Count only the lines of the records that hold "проводить", then give the number without any other words.
-- BEGIN DATA FOR THE TASK --
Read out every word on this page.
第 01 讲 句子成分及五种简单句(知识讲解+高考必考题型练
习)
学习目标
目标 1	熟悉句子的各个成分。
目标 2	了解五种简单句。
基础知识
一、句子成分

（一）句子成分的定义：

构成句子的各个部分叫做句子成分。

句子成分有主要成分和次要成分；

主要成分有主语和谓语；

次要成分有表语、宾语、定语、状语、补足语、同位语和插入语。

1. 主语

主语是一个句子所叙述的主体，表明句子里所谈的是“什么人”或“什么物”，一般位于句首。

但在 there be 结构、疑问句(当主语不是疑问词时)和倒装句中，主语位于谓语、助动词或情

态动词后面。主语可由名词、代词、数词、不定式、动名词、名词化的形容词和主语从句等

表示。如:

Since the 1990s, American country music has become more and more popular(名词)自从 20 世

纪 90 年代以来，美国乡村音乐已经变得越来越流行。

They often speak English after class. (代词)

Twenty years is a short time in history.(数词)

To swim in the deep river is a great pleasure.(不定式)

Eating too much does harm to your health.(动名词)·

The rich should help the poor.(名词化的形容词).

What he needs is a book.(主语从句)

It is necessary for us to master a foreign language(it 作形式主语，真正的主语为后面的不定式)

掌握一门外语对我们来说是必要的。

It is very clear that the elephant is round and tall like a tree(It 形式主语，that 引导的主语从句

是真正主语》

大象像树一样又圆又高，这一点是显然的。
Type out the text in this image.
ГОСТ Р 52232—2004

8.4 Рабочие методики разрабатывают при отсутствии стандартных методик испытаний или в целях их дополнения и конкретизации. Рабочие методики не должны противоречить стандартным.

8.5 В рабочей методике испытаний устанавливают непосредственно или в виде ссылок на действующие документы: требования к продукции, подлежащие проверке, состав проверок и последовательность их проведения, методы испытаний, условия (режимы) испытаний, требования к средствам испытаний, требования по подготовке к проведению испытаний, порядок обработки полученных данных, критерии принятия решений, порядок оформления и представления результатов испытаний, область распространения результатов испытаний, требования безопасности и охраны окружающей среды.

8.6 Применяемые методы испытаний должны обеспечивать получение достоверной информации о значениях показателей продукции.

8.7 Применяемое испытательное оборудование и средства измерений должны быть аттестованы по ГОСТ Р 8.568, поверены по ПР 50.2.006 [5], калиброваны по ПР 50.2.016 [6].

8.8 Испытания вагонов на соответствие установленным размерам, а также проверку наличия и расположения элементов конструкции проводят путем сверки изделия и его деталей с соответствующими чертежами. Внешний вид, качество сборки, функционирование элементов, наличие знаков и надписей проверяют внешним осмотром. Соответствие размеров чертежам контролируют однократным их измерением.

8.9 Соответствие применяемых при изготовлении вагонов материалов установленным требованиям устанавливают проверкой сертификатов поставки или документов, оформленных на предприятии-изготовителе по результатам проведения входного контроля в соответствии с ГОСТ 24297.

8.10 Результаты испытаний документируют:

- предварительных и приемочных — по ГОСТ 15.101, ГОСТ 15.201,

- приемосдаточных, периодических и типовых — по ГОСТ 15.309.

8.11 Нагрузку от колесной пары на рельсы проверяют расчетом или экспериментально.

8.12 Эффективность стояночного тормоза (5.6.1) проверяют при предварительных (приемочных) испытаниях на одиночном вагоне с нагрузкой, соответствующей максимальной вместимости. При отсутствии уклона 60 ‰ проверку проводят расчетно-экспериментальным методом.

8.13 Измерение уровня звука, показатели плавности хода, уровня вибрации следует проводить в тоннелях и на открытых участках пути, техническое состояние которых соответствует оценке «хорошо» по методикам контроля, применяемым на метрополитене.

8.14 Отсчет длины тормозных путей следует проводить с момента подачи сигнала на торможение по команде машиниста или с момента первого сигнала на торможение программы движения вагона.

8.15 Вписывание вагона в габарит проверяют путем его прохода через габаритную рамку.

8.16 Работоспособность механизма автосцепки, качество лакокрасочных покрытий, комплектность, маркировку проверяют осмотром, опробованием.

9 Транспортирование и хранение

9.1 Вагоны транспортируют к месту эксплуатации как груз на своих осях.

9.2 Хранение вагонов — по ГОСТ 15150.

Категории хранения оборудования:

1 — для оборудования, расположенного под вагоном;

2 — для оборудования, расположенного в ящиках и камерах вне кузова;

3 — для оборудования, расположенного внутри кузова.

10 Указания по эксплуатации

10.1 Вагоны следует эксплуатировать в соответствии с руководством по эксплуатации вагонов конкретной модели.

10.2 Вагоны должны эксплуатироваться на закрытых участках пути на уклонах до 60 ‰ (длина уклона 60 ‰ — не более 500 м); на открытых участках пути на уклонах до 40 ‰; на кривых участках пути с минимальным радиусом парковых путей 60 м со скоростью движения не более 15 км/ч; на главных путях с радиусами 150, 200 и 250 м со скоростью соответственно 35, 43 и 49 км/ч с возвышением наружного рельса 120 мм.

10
-- END DATA FOR THE TASK --
▶ _THE REPLY_
2